Task —
Scan the data that follows and count the lines with the string "symbol"; answer with the count alone.

▬▬▬▬▬▬

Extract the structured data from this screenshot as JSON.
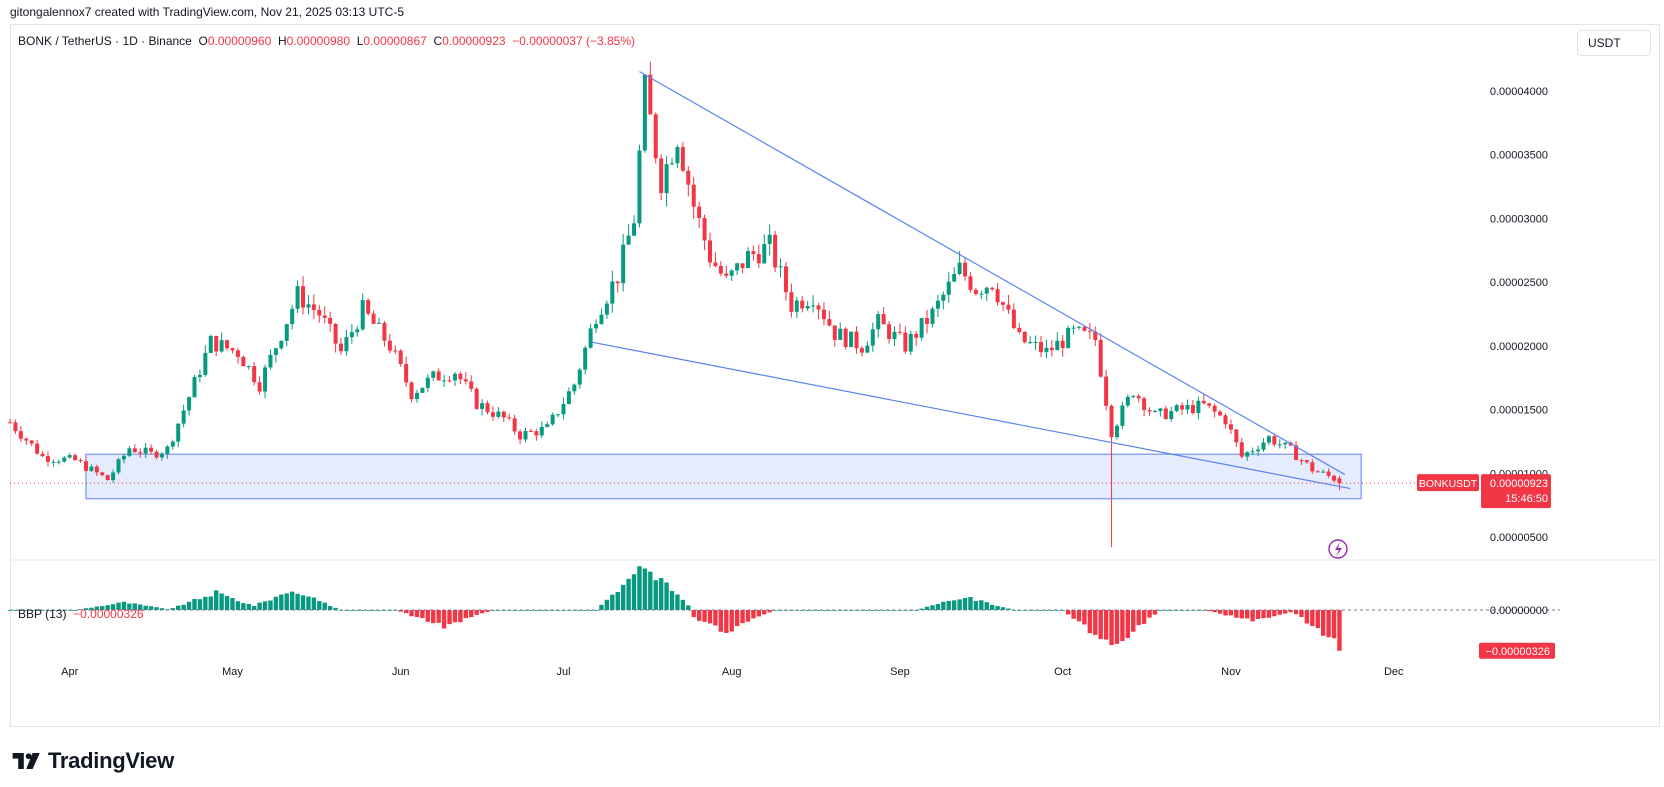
{
  "byline": "gitongalennox7 created with TradingView.com, Nov 21, 2025 03:13 UTC-5",
  "legend": {
    "symbol": "BONK / TetherUS · 1D · Binance",
    "o_label": "O",
    "o": "0.00000960",
    "h_label": "H",
    "h": "0.00000980",
    "l_label": "L",
    "l": "0.00000867",
    "c_label": "C",
    "c": "0.00000923",
    "change": "−0.00000037 (−3.85%)"
  },
  "currency": "USDT",
  "price_label": {
    "symbol": "BONKUSDT",
    "price": "0.00000923",
    "countdown": "15:46:50"
  },
  "bbp": {
    "name": "BBP (13)",
    "value": "−0.00000326",
    "zero_label": "0.00000000"
  },
  "logo_text": "TradingView",
  "colors": {
    "up": "#089981",
    "down": "#f23645",
    "line": "#5b83f0",
    "box": "#dce6fd"
  },
  "chart_data": {
    "type": "candlestick",
    "y_ticks": [
      "0.00004000",
      "0.00003500",
      "0.00003000",
      "0.00002500",
      "0.00002000",
      "0.00001500",
      "0.00001000",
      "0.00000500"
    ],
    "y_tick_values": [
      4e-05,
      3.5e-05,
      3e-05,
      2.5e-05,
      2e-05,
      1.5e-05,
      1e-05,
      5e-06
    ],
    "ylim": [
      3.2e-06,
      4.508e-05
    ],
    "x_ticks": [
      "Apr",
      "May",
      "Jun",
      "Jul",
      "Aug",
      "Sep",
      "Oct",
      "Nov",
      "Dec"
    ],
    "x_tick_dates": [
      "2025-04-01",
      "2025-05-01",
      "2025-06-01",
      "2025-07-01",
      "2025-08-01",
      "2025-09-01",
      "2025-10-01",
      "2025-11-01",
      "2025-12-01"
    ],
    "date_range": [
      "2025-03-21",
      "2025-12-04"
    ],
    "key_closes": [
      [
        "2025-03-21",
        1.4e-05
      ],
      [
        "2025-03-27",
        1.13e-05
      ],
      [
        "2025-04-02",
        1.1e-05
      ],
      [
        "2025-04-08",
        9.5e-06
      ],
      [
        "2025-04-12",
        1.2e-05
      ],
      [
        "2025-04-16",
        1.15e-05
      ],
      [
        "2025-04-19",
        1.19e-05
      ],
      [
        "2025-04-23",
        1.6e-05
      ],
      [
        "2025-04-27",
        2.03e-05
      ],
      [
        "2025-05-02",
        1.95e-05
      ],
      [
        "2025-05-06",
        1.7e-05
      ],
      [
        "2025-05-10",
        2.1e-05
      ],
      [
        "2025-05-13",
        2.4e-05
      ],
      [
        "2025-05-17",
        2.25e-05
      ],
      [
        "2025-05-21",
        1.95e-05
      ],
      [
        "2025-05-25",
        2.28e-05
      ],
      [
        "2025-05-30",
        2e-05
      ],
      [
        "2025-06-03",
        1.63e-05
      ],
      [
        "2025-06-07",
        1.75e-05
      ],
      [
        "2025-06-11",
        1.8e-05
      ],
      [
        "2025-06-15",
        1.55e-05
      ],
      [
        "2025-06-20",
        1.43e-05
      ],
      [
        "2025-06-23",
        1.3e-05
      ],
      [
        "2025-06-28",
        1.35e-05
      ],
      [
        "2025-07-03",
        1.7e-05
      ],
      [
        "2025-07-07",
        2.25e-05
      ],
      [
        "2025-07-11",
        2.55e-05
      ],
      [
        "2025-07-14",
        3e-05
      ],
      [
        "2025-07-16",
        4e-05
      ],
      [
        "2025-07-19",
        3.3e-05
      ],
      [
        "2025-07-22",
        3.65e-05
      ],
      [
        "2025-07-25",
        3.1e-05
      ],
      [
        "2025-07-28",
        2.7e-05
      ],
      [
        "2025-07-31",
        2.5e-05
      ],
      [
        "2025-08-04",
        2.7e-05
      ],
      [
        "2025-08-08",
        2.78e-05
      ],
      [
        "2025-08-12",
        2.32e-05
      ],
      [
        "2025-08-16",
        2.4e-05
      ],
      [
        "2025-08-20",
        2.1e-05
      ],
      [
        "2025-08-25",
        2e-05
      ],
      [
        "2025-08-28",
        2.18e-05
      ],
      [
        "2025-09-02",
        2e-05
      ],
      [
        "2025-09-07",
        2.25e-05
      ],
      [
        "2025-09-12",
        2.6e-05
      ],
      [
        "2025-09-15",
        2.45e-05
      ],
      [
        "2025-09-18",
        2.5e-05
      ],
      [
        "2025-09-23",
        2.05e-05
      ],
      [
        "2025-09-28",
        1.95e-05
      ],
      [
        "2025-10-03",
        2.1e-05
      ],
      [
        "2025-10-07",
        2.05e-05
      ],
      [
        "2025-10-10",
        1.33e-05
      ],
      [
        "2025-10-14",
        1.65e-05
      ],
      [
        "2025-10-18",
        1.45e-05
      ],
      [
        "2025-10-23",
        1.5e-05
      ],
      [
        "2025-10-27",
        1.53e-05
      ],
      [
        "2025-10-31",
        1.42e-05
      ],
      [
        "2025-11-03",
        1.13e-05
      ],
      [
        "2025-11-08",
        1.28e-05
      ],
      [
        "2025-11-12",
        1.18e-05
      ],
      [
        "2025-11-16",
        1.03e-05
      ],
      [
        "2025-11-20",
        9.6e-06
      ],
      [
        "2025-11-21",
        9.23e-06
      ]
    ],
    "flash_wick": {
      "date": "2025-10-10",
      "low": 4.2e-06
    },
    "trendlines": [
      {
        "from": [
          "2025-07-15",
          4.15e-05
        ],
        "to": [
          "2025-11-22",
          9.9e-06
        ]
      },
      {
        "from": [
          "2025-07-06",
          2.03e-05
        ],
        "to": [
          "2025-11-23",
          8.8e-06
        ]
      }
    ],
    "support_zone": {
      "from": "2025-04-04",
      "to": "2025-11-25",
      "top": 1.15e-05,
      "bottom": 8e-06
    },
    "current_price": 9.23e-06,
    "bbp_ylim": [
      -3.6e-06,
      4e-06
    ],
    "bbp_peaks": [
      [
        "2025-04-11",
        7e-07
      ],
      [
        "2025-04-28",
        1.6e-06
      ],
      [
        "2025-05-12",
        1.8e-06
      ],
      [
        "2025-06-09",
        -1.5e-06
      ],
      [
        "2025-07-16",
        4e-06
      ],
      [
        "2025-07-31",
        -2e-06
      ],
      [
        "2025-09-13",
        1.2e-06
      ],
      [
        "2025-10-10",
        -3.4e-06
      ],
      [
        "2025-11-05",
        -1e-06
      ],
      [
        "2025-11-21",
        -3.26e-06
      ]
    ]
  }
}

▬▬▬▬▬▬

Response to this exercise —
2